(Dataset entries on figures)
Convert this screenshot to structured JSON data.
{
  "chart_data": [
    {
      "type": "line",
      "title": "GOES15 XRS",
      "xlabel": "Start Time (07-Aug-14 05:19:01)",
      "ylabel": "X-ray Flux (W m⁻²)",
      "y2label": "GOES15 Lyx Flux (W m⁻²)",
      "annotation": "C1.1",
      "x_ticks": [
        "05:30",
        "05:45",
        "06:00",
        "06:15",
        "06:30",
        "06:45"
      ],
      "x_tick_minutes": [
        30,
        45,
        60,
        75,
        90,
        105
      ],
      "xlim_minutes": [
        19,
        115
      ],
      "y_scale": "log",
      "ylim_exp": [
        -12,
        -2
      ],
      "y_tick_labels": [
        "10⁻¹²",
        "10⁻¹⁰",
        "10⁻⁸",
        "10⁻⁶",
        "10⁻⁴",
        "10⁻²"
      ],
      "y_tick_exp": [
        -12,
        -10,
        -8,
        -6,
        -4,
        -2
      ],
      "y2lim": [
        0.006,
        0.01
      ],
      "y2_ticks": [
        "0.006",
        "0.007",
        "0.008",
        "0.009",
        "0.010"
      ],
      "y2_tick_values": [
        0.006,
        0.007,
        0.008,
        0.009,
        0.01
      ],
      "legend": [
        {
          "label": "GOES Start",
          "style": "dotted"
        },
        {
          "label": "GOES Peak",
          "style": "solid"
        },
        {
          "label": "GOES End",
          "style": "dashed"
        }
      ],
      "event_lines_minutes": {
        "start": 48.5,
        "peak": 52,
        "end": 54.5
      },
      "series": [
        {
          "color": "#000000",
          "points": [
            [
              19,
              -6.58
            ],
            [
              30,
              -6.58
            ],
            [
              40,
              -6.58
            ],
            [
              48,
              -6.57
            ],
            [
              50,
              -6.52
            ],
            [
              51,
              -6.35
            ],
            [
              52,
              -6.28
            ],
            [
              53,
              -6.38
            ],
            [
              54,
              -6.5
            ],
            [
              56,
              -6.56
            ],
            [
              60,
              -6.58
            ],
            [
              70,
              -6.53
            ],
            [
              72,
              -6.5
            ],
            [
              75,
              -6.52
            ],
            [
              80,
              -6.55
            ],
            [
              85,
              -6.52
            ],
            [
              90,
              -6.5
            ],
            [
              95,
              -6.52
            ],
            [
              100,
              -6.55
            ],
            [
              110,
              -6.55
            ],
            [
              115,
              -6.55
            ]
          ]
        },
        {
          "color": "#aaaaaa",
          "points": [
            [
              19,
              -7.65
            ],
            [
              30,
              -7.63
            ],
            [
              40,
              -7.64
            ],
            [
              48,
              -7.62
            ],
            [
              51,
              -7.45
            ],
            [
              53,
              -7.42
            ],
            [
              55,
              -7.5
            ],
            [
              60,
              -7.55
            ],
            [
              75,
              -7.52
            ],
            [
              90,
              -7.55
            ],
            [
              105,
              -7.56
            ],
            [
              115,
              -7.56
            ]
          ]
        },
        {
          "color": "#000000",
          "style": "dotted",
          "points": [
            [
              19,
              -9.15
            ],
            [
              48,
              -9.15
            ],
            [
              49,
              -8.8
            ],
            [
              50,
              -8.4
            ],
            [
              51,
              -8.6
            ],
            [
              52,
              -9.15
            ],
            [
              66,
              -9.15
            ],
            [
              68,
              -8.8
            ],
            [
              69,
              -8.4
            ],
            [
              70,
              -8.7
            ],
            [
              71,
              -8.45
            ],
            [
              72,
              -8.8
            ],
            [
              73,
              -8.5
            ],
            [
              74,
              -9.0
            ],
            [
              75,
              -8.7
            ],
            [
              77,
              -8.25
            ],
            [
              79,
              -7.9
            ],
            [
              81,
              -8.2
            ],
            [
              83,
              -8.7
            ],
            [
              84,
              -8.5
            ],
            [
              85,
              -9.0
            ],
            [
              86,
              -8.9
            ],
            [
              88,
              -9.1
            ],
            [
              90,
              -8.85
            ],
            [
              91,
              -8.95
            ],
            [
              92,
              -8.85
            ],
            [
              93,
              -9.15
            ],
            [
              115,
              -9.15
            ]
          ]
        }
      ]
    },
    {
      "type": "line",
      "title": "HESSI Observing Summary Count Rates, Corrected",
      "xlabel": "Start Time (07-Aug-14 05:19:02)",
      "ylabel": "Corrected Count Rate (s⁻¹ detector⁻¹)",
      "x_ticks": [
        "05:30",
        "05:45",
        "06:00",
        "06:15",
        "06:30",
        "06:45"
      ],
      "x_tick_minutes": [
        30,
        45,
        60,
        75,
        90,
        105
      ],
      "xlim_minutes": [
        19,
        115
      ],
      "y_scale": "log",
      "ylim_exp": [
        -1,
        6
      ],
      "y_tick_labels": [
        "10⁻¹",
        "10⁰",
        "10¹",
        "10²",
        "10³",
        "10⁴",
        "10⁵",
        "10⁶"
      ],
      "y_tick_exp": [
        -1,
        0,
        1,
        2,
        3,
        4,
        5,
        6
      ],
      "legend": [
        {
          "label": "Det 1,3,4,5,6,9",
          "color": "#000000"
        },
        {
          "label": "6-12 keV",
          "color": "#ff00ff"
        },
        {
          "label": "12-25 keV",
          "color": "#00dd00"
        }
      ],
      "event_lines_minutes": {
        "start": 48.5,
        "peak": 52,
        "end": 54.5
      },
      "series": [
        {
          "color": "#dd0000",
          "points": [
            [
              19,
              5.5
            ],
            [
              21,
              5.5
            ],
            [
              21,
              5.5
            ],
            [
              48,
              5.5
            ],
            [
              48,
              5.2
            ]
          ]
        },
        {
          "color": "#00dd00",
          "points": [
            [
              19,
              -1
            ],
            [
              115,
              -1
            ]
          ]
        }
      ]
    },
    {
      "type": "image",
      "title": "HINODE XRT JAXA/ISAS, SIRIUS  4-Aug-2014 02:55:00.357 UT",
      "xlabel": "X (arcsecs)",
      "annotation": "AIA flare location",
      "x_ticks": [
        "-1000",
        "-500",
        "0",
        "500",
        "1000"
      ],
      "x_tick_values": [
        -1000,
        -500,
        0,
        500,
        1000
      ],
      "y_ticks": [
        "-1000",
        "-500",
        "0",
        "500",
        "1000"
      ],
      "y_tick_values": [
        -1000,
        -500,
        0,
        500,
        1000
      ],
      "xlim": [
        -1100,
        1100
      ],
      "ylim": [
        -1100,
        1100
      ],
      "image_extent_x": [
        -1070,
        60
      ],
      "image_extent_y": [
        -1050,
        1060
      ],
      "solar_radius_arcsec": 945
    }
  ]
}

→ WHAT THE TASK REQUIRES
Transcribe the data above in full, exactly.

→ REPLY
Convert this screenshot to structured JSON data.
{
  "chart_data": [
    {
      "type": "line",
      "title": "GOES15 XRS",
      "xlabel": "Start Time (07-Aug-14 05:19:01)",
      "ylabel": "X-ray Flux (W m⁻²)",
      "y2label": "GOES15 Lyx Flux (W m⁻²)",
      "annotation": "C1.1",
      "x_ticks": [
        "05:30",
        "05:45",
        "06:00",
        "06:15",
        "06:30",
        "06:45"
      ],
      "x_tick_minutes": [
        30,
        45,
        60,
        75,
        90,
        105
      ],
      "xlim_minutes": [
        19,
        115
      ],
      "y_scale": "log",
      "ylim_exp": [
        -12,
        -2
      ],
      "y_tick_labels": [
        "10⁻¹²",
        "10⁻¹⁰",
        "10⁻⁸",
        "10⁻⁶",
        "10⁻⁴",
        "10⁻²"
      ],
      "y_tick_exp": [
        -12,
        -10,
        -8,
        -6,
        -4,
        -2
      ],
      "y2lim": [
        0.006,
        0.01
      ],
      "y2_ticks": [
        "0.006",
        "0.007",
        "0.008",
        "0.009",
        "0.010"
      ],
      "y2_tick_values": [
        0.006,
        0.007,
        0.008,
        0.009,
        0.01
      ],
      "legend": [
        {
          "label": "GOES Start",
          "style": "dotted"
        },
        {
          "label": "GOES Peak",
          "style": "solid"
        },
        {
          "label": "GOES End",
          "style": "dashed"
        }
      ],
      "event_lines_minutes": {
        "start": 48.5,
        "peak": 52,
        "end": 54.5
      },
      "series": [
        {
          "color": "#000000",
          "points": [
            [
              19,
              -6.58
            ],
            [
              30,
              -6.58
            ],
            [
              40,
              -6.58
            ],
            [
              48,
              -6.57
            ],
            [
              50,
              -6.52
            ],
            [
              51,
              -6.35
            ],
            [
              52,
              -6.28
            ],
            [
              53,
              -6.38
            ],
            [
              54,
              -6.5
            ],
            [
              56,
              -6.56
            ],
            [
              60,
              -6.58
            ],
            [
              70,
              -6.53
            ],
            [
              72,
              -6.5
            ],
            [
              75,
              -6.52
            ],
            [
              80,
              -6.55
            ],
            [
              85,
              -6.52
            ],
            [
              90,
              -6.5
            ],
            [
              95,
              -6.52
            ],
            [
              100,
              -6.55
            ],
            [
              110,
              -6.55
            ],
            [
              115,
              -6.55
            ]
          ]
        },
        {
          "color": "#aaaaaa",
          "points": [
            [
              19,
              -7.65
            ],
            [
              30,
              -7.63
            ],
            [
              40,
              -7.64
            ],
            [
              48,
              -7.62
            ],
            [
              51,
              -7.45
            ],
            [
              53,
              -7.42
            ],
            [
              55,
              -7.5
            ],
            [
              60,
              -7.55
            ],
            [
              75,
              -7.52
            ],
            [
              90,
              -7.55
            ],
            [
              105,
              -7.56
            ],
            [
              115,
              -7.56
            ]
          ]
        },
        {
          "color": "#000000",
          "style": "dotted",
          "points": [
            [
              19,
              -9.15
            ],
            [
              48,
              -9.15
            ],
            [
              49,
              -8.8
            ],
            [
              50,
              -8.4
            ],
            [
              51,
              -8.6
            ],
            [
              52,
              -9.15
            ],
            [
              66,
              -9.15
            ],
            [
              68,
              -8.8
            ],
            [
              69,
              -8.4
            ],
            [
              70,
              -8.7
            ],
            [
              71,
              -8.45
            ],
            [
              72,
              -8.8
            ],
            [
              73,
              -8.5
            ],
            [
              74,
              -9.0
            ],
            [
              75,
              -8.7
            ],
            [
              77,
              -8.25
            ],
            [
              79,
              -7.9
            ],
            [
              81,
              -8.2
            ],
            [
              83,
              -8.7
            ],
            [
              84,
              -8.5
            ],
            [
              85,
              -9.0
            ],
            [
              86,
              -8.9
            ],
            [
              88,
              -9.1
            ],
            [
              90,
              -8.85
            ],
            [
              91,
              -8.95
            ],
            [
              92,
              -8.85
            ],
            [
              93,
              -9.15
            ],
            [
              115,
              -9.15
            ]
          ]
        }
      ]
    },
    {
      "type": "line",
      "title": "HESSI Observing Summary Count Rates, Corrected",
      "xlabel": "Start Time (07-Aug-14 05:19:02)",
      "ylabel": "Corrected Count Rate (s⁻¹ detector⁻¹)",
      "x_ticks": [
        "05:30",
        "05:45",
        "06:00",
        "06:15",
        "06:30",
        "06:45"
      ],
      "x_tick_minutes": [
        30,
        45,
        60,
        75,
        90,
        105
      ],
      "xlim_minutes": [
        19,
        115
      ],
      "y_scale": "log",
      "ylim_exp": [
        -1,
        6
      ],
      "y_tick_labels": [
        "10⁻¹",
        "10⁰",
        "10¹",
        "10²",
        "10³",
        "10⁴",
        "10⁵",
        "10⁶"
      ],
      "y_tick_exp": [
        -1,
        0,
        1,
        2,
        3,
        4,
        5,
        6
      ],
      "legend": [
        {
          "label": "Det 1,3,4,5,6,9",
          "color": "#000000"
        },
        {
          "label": "6-12 keV",
          "color": "#ff00ff"
        },
        {
          "label": "12-25 keV",
          "color": "#00dd00"
        }
      ],
      "event_lines_minutes": {
        "start": 48.5,
        "peak": 52,
        "end": 54.5
      },
      "series": [
        {
          "color": "#dd0000",
          "points": [
            [
              19,
              5.5
            ],
            [
              21,
              5.5
            ],
            [
              21,
              5.5
            ],
            [
              48,
              5.5
            ],
            [
              48,
              5.2
            ]
          ]
        },
        {
          "color": "#00dd00",
          "points": [
            [
              19,
              -1
            ],
            [
              115,
              -1
            ]
          ]
        }
      ]
    },
    {
      "type": "image",
      "title": "HINODE XRT JAXA/ISAS, SIRIUS  4-Aug-2014 02:55:00.357 UT",
      "xlabel": "X (arcsecs)",
      "annotation": "AIA flare location",
      "x_ticks": [
        "-1000",
        "-500",
        "0",
        "500",
        "1000"
      ],
      "x_tick_values": [
        -1000,
        -500,
        0,
        500,
        1000
      ],
      "y_ticks": [
        "-1000",
        "-500",
        "0",
        "500",
        "1000"
      ],
      "y_tick_values": [
        -1000,
        -500,
        0,
        500,
        1000
      ],
      "xlim": [
        -1100,
        1100
      ],
      "ylim": [
        -1100,
        1100
      ],
      "image_extent_x": [
        -1070,
        60
      ],
      "image_extent_y": [
        -1050,
        1060
      ],
      "solar_radius_arcsec": 945
    }
  ]
}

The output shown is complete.